• Objective:
In the copy, include every entry exactly but none of the pictures.

• Records for the task:
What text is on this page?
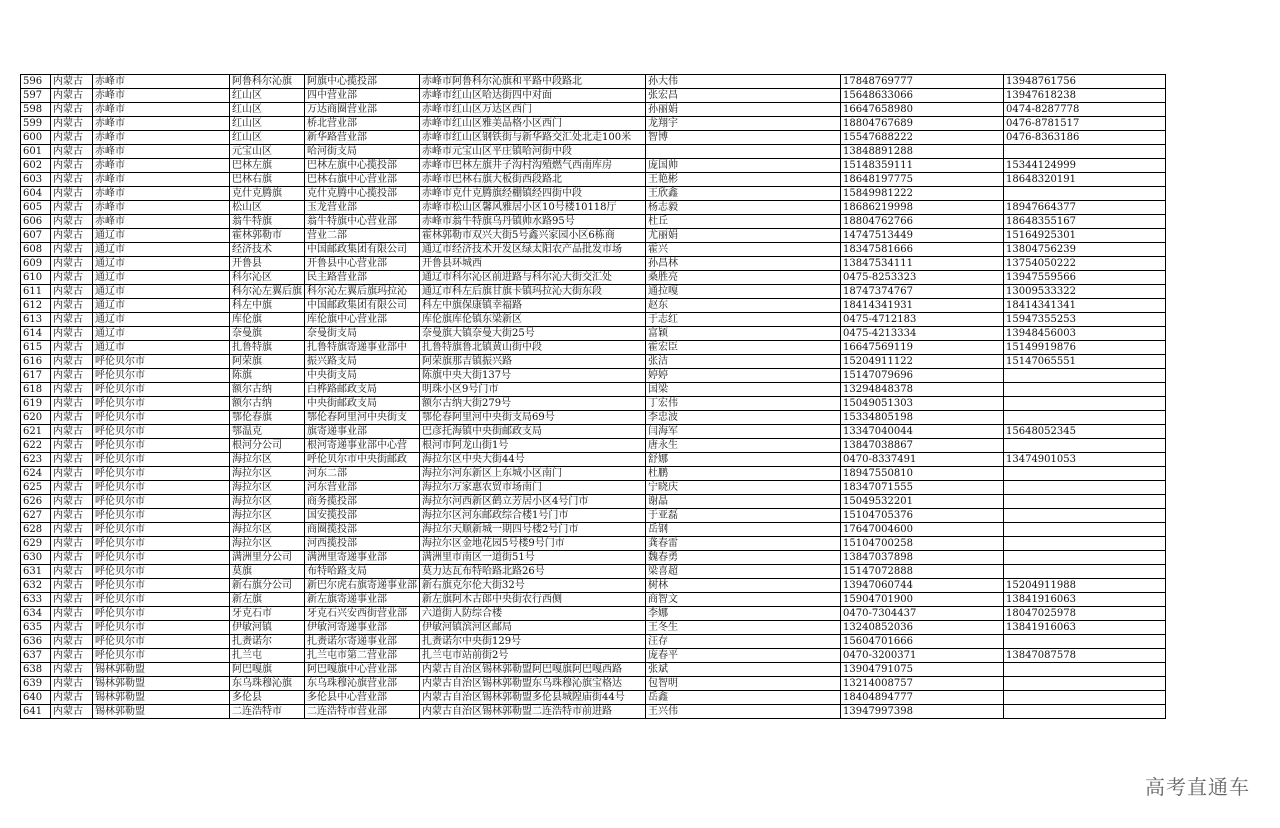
596	内蒙古	赤峰市	阿鲁科尔沁旗	阿旗中心揽投部	赤峰市阿鲁科尔沁旗和平路中段路北	孙大伟	17848769777	13948761756
597	内蒙古	赤峰市	红山区	四中营业部	赤峰市红山区哈达街四中对面	张宏昌	15648633066	13947618238
598	内蒙古	赤峰市	红山区	万达商圈营业部	赤峰市红山区万达区西门	孙丽娟	16647658980	0474-8287778
599	内蒙古	赤峰市	红山区	桥北营业部	赤峰市红山区雅美品格小区西门	龙翔宇	18804767689	0476-8781517
600	内蒙古	赤峰市	红山区	新华路营业部	赤峰市红山区钢铁街与新华路交汇处北走100米	智博	15547688222	0476-8363186
601	内蒙古	赤峰市	元宝山区	哈河街支局	赤峰市元宝山区平庄镇哈河街中段		13848891288	
602	内蒙古	赤峰市	巴林左旗	巴林左旗中心揽投部	赤峰市巴林左旗井子沟村沟殖燃气西南库房	庞国帅	15148359111	15344124999
603	内蒙古	赤峰市	巴林右旗	巴林右旗中心营业部	赤峰市巴林右旗大板街西段路北	王艳彬	18648197775	18648320191
604	内蒙古	赤峰市	克什克腾旗	克什克腾中心揽投部	赤峰市克什克腾旗经棚镇经四街中段	王欣鑫	15849981222	
605	内蒙古	赤峰市	松山区	玉龙营业部	赤峰市松山区馨风雅居小区10号楼10118厅	杨志毅	18686219998	18947664377
606	内蒙古	赤峰市	翁牛特旗	翁牛特旗中心营业部	赤峰市翁牛特旗乌丹镇帅水路95号	杜丘	18804762766	18648355167
607	内蒙古	通辽市	霍林郭勒市	营业二部	霍林郭勒市双兴大街5号鑫兴家园小区6栋商	尤丽娟	14747513449	15164925301
608	内蒙古	通辽市	经济技术	中国邮政集团有限公司	通辽市经济技术开发区绿太阳农产品批发市场	霍兴	18347581666	13804756239
609	内蒙古	通辽市	开鲁县	开鲁县中心营业部	开鲁县环城西	孙昌林	13847534111	13754050222
610	内蒙古	通辽市	科尔沁区	民主路营业部	通辽市科尔沁区前进路与科尔沁大街交汇处	桑胜亮	0475-8253323	13947559566
611	内蒙古	通辽市	科尔沁左翼后旗	科尔沁左翼后旗玛拉沁	通辽市科左后旗甘旗卡镇玛拉沁大街东段	通拉嘎	18747374767	13009533322
612	内蒙古	通辽市	科左中旗	中国邮政集团有限公司	科左中旗保康镇幸福路	赵东	18414341931	18414341341
613	内蒙古	通辽市	库伦旗	库伦旗中心营业部	库伦旗库伦镇东梁新区	于志红	0475-4712183	15947355253
614	内蒙古	通辽市	奈曼旗	奈曼街支局	奈曼旗大镇奈曼大街25号	富颖	0475-4213334	13948456003
615	内蒙古	通辽市	扎鲁特旗	扎鲁特旗寄递事业部中	扎鲁特旗鲁北镇黄山街中段	霍宏臣	16647569119	15149919876
616	内蒙古	呼伦贝尔市	阿荣旗	振兴路支局	阿荣旗那吉镇振兴路	张洁	15204911122	15147065551
617	内蒙古	呼伦贝尔市	陈旗	中央街支局	陈旗中央大街137号	婷婷	15147079696	
618	内蒙古	呼伦贝尔市	额尔古纳	白桦路邮政支局	明珠小区9号门市	国梁	13294848378	
619	内蒙古	呼伦贝尔市	额尔古纳	中央街邮政支局	额尔古纳大街279号	丁宏伟	15049051303	
620	内蒙古	呼伦贝尔市	鄂伦春旗	鄂伦春阿里河中央街支	鄂伦春阿里河中央街支局69号	李忠波	15334805198	
621	内蒙古	呼伦贝尔市	鄂温克	旗寄递事业部	巴彦托海镇中央街邮政支局	闫海军	13347040044	15648052345
622	内蒙古	呼伦贝尔市	根河分公司	根河寄递事业部中心营	根河市阿龙山街1号	唐永生	13847038867	
623	内蒙古	呼伦贝尔市	海拉尔区	呼伦贝尔市中央街邮政	海拉尔区中央大街44号	舒娜	0470-8337491	13474901053
624	内蒙古	呼伦贝尔市	海拉尔区	河东二部	海拉尔河东新区上东城小区南门	杜鹏	18947550810	
625	内蒙古	呼伦贝尔市	海拉尔区	河东营业部	海拉尔万家惠农贸市场南门	宁晓庆	18347071555	
626	内蒙古	呼伦贝尔市	海拉尔区	商务揽投部	海拉尔河西新区鹤立芳居小区4号门市	谢晶	15049532201	
627	内蒙古	呼伦贝尔市	海拉尔区	国安揽投部	海拉尔区河东邮政综合楼1号门市	于亚磊	15104705376	
628	内蒙古	呼伦贝尔市	海拉尔区	商圈揽投部	海拉尔天顺新城一期四号楼2号门市	岳钢	17647004600	
629	内蒙古	呼伦贝尔市	海拉尔区	河西揽投部	海拉尔区金地花园5号楼9号门市	龚春雷	15104700258	
630	内蒙古	呼伦贝尔市	满洲里分公司	满洲里寄递事业部	满洲里市南区一道街51号	魏春勇	13847037898	
631	内蒙古	呼伦贝尔市	莫旗	布特哈路支局	莫力达瓦布特哈路北路26号	梁喜超	15147072888	
632	内蒙古	呼伦贝尔市	新右旗分公司	新巴尔虎右旗寄递事业部	新右旗克尔伦大街32号	树林	13947060744	15204911988
633	内蒙古	呼伦贝尔市	新左旗	新左旗寄递事业部	新左旗阿木古郎中央街农行西侧	商智文	15904701900	13841916063
634	内蒙古	呼伦贝尔市	牙克石市	牙克石兴安西街营业部	六道街人防综合楼	李娜	0470-7304437	18047025978
635	内蒙古	呼伦贝尔市	伊敏河镇	伊敏河寄递事业部	伊敏河镇滨河区邮局	王冬生	13240852036	13841916063
636	内蒙古	呼伦贝尔市	扎赉诺尔	扎赉诺尔寄递事业部	扎赉诺尔中央街129号	汪存	15604701666	
637	内蒙古	呼伦贝尔市	扎兰屯	扎兰屯市第二营业部	扎兰屯市站前街2号	庞春平	0470-3200371	13847087578
638	内蒙古	锡林郭勒盟	阿巴嘎旗	阿巴嘎旗中心营业部	内蒙古自治区锡林郭勒盟阿巴嘎旗阿巴嘎西路	张斌	13904791075	
639	内蒙古	锡林郭勒盟	东乌珠穆沁旗	东乌珠穆沁旗营业部	内蒙古自治区锡林郭勒盟东乌珠穆沁旗宝格达	包智明	13214008757	
640	内蒙古	锡林郭勒盟	多伦县	多伦县中心营业部	内蒙古自治区锡林郭勒盟多伦县城隍庙街44号	岳鑫	18404894777	
641	内蒙古	锡林郭勒盟	二连浩特市	二连浩特市营业部	内蒙古自治区锡林郭勒盟二连浩特市前进路	王兴伟	13947997398	
高考直通车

• Response:
What text is on this page?
596	内蒙古	赤峰市	阿鲁科尔沁旗	阿旗中心揽投部	赤峰市阿鲁科尔沁旗和平路中段路北	孙大伟	17848769777	13948761756
597	内蒙古	赤峰市	红山区	四中营业部	赤峰市红山区哈达街四中对面	张宏昌	15648633066	13947618238
598	内蒙古	赤峰市	红山区	万达商圈营业部	赤峰市红山区万达区西门	孙丽娟	16647658980	0474-8287778
599	内蒙古	赤峰市	红山区	桥北营业部	赤峰市红山区雅美品格小区西门	龙翔宇	18804767689	0476-8781517
600	内蒙古	赤峰市	红山区	新华路营业部	赤峰市红山区钢铁街与新华路交汇处北走100米	智博	15547688222	0476-8363186
601	内蒙古	赤峰市	元宝山区	哈河街支局	赤峰市元宝山区平庄镇哈河街中段		13848891288	
602	内蒙古	赤峰市	巴林左旗	巴林左旗中心揽投部	赤峰市巴林左旗井子沟村沟殖燃气西南库房	庞国帅	15148359111	15344124999
603	内蒙古	赤峰市	巴林右旗	巴林右旗中心营业部	赤峰市巴林右旗大板街西段路北	王艳彬	18648197775	18648320191
604	内蒙古	赤峰市	克什克腾旗	克什克腾中心揽投部	赤峰市克什克腾旗经棚镇经四街中段	王欣鑫	15849981222	
605	内蒙古	赤峰市	松山区	玉龙营业部	赤峰市松山区馨风雅居小区10号楼10118厅	杨志毅	18686219998	18947664377
606	内蒙古	赤峰市	翁牛特旗	翁牛特旗中心营业部	赤峰市翁牛特旗乌丹镇帅水路95号	杜丘	18804762766	18648355167
607	内蒙古	通辽市	霍林郭勒市	营业二部	霍林郭勒市双兴大街5号鑫兴家园小区6栋商	尤丽娟	14747513449	15164925301
608	内蒙古	通辽市	经济技术	中国邮政集团有限公司	通辽市经济技术开发区绿太阳农产品批发市场	霍兴	18347581666	13804756239
609	内蒙古	通辽市	开鲁县	开鲁县中心营业部	开鲁县环城西	孙昌林	13847534111	13754050222
610	内蒙古	通辽市	科尔沁区	民主路营业部	通辽市科尔沁区前进路与科尔沁大街交汇处	桑胜亮	0475-8253323	13947559566
611	内蒙古	通辽市	科尔沁左翼后旗	科尔沁左翼后旗玛拉沁	通辽市科左后旗甘旗卡镇玛拉沁大街东段	通拉嘎	18747374767	13009533322
612	内蒙古	通辽市	科左中旗	中国邮政集团有限公司	科左中旗保康镇幸福路	赵东	18414341931	18414341341
613	内蒙古	通辽市	库伦旗	库伦旗中心营业部	库伦旗库伦镇东梁新区	于志红	0475-4712183	15947355253
614	内蒙古	通辽市	奈曼旗	奈曼街支局	奈曼旗大镇奈曼大街25号	富颖	0475-4213334	13948456003
615	内蒙古	通辽市	扎鲁特旗	扎鲁特旗寄递事业部中	扎鲁特旗鲁北镇黄山街中段	霍宏臣	16647569119	15149919876
616	内蒙古	呼伦贝尔市	阿荣旗	振兴路支局	阿荣旗那吉镇振兴路	张洁	15204911122	15147065551
617	内蒙古	呼伦贝尔市	陈旗	中央街支局	陈旗中央大街137号	婷婷	15147079696	
618	内蒙古	呼伦贝尔市	额尔古纳	白桦路邮政支局	明珠小区9号门市	国梁	13294848378	
619	内蒙古	呼伦贝尔市	额尔古纳	中央街邮政支局	额尔古纳大街279号	丁宏伟	15049051303	
620	内蒙古	呼伦贝尔市	鄂伦春旗	鄂伦春阿里河中央街支	鄂伦春阿里河中央街支局69号	李忠波	15334805198	
621	内蒙古	呼伦贝尔市	鄂温克	旗寄递事业部	巴彦托海镇中央街邮政支局	闫海军	13347040044	15648052345
622	内蒙古	呼伦贝尔市	根河分公司	根河寄递事业部中心营	根河市阿龙山街1号	唐永生	13847038867	
623	内蒙古	呼伦贝尔市	海拉尔区	呼伦贝尔市中央街邮政	海拉尔区中央大街44号	舒娜	0470-8337491	13474901053
624	内蒙古	呼伦贝尔市	海拉尔区	河东二部	海拉尔河东新区上东城小区南门	杜鹏	18947550810	
625	内蒙古	呼伦贝尔市	海拉尔区	河东营业部	海拉尔万家惠农贸市场南门	宁晓庆	18347071555	
626	内蒙古	呼伦贝尔市	海拉尔区	商务揽投部	海拉尔河西新区鹤立芳居小区4号门市	谢晶	15049532201	
627	内蒙古	呼伦贝尔市	海拉尔区	国安揽投部	海拉尔区河东邮政综合楼1号门市	于亚磊	15104705376	
628	内蒙古	呼伦贝尔市	海拉尔区	商圈揽投部	海拉尔天顺新城一期四号楼2号门市	岳钢	17647004600	
629	内蒙古	呼伦贝尔市	海拉尔区	河西揽投部	海拉尔区金地花园5号楼9号门市	龚春雷	15104700258	
630	内蒙古	呼伦贝尔市	满洲里分公司	满洲里寄递事业部	满洲里市南区一道街51号	魏春勇	13847037898	
631	内蒙古	呼伦贝尔市	莫旗	布特哈路支局	莫力达瓦布特哈路北路26号	梁喜超	15147072888	
632	内蒙古	呼伦贝尔市	新右旗分公司	新巴尔虎右旗寄递事业部	新右旗克尔伦大街32号	树林	13947060744	15204911988
633	内蒙古	呼伦贝尔市	新左旗	新左旗寄递事业部	新左旗阿木古郎中央街农行西侧	商智文	15904701900	13841916063
634	内蒙古	呼伦贝尔市	牙克石市	牙克石兴安西街营业部	六道街人防综合楼	李娜	0470-7304437	18047025978
635	内蒙古	呼伦贝尔市	伊敏河镇	伊敏河寄递事业部	伊敏河镇滨河区邮局	王冬生	13240852036	13841916063
636	内蒙古	呼伦贝尔市	扎赉诺尔	扎赉诺尔寄递事业部	扎赉诺尔中央街129号	汪存	15604701666	
637	内蒙古	呼伦贝尔市	扎兰屯	扎兰屯市第二营业部	扎兰屯市站前街2号	庞春平	0470-3200371	13847087578
638	内蒙古	锡林郭勒盟	阿巴嘎旗	阿巴嘎旗中心营业部	内蒙古自治区锡林郭勒盟阿巴嘎旗阿巴嘎西路	张斌	13904791075	
639	内蒙古	锡林郭勒盟	东乌珠穆沁旗	东乌珠穆沁旗营业部	内蒙古自治区锡林郭勒盟东乌珠穆沁旗宝格达	包智明	13214008757	
640	内蒙古	锡林郭勒盟	多伦县	多伦县中心营业部	内蒙古自治区锡林郭勒盟多伦县城隍庙街44号	岳鑫	18404894777	
641	内蒙古	锡林郭勒盟	二连浩特市	二连浩特市营业部	内蒙古自治区锡林郭勒盟二连浩特市前进路	王兴伟	13947997398	
高考直通车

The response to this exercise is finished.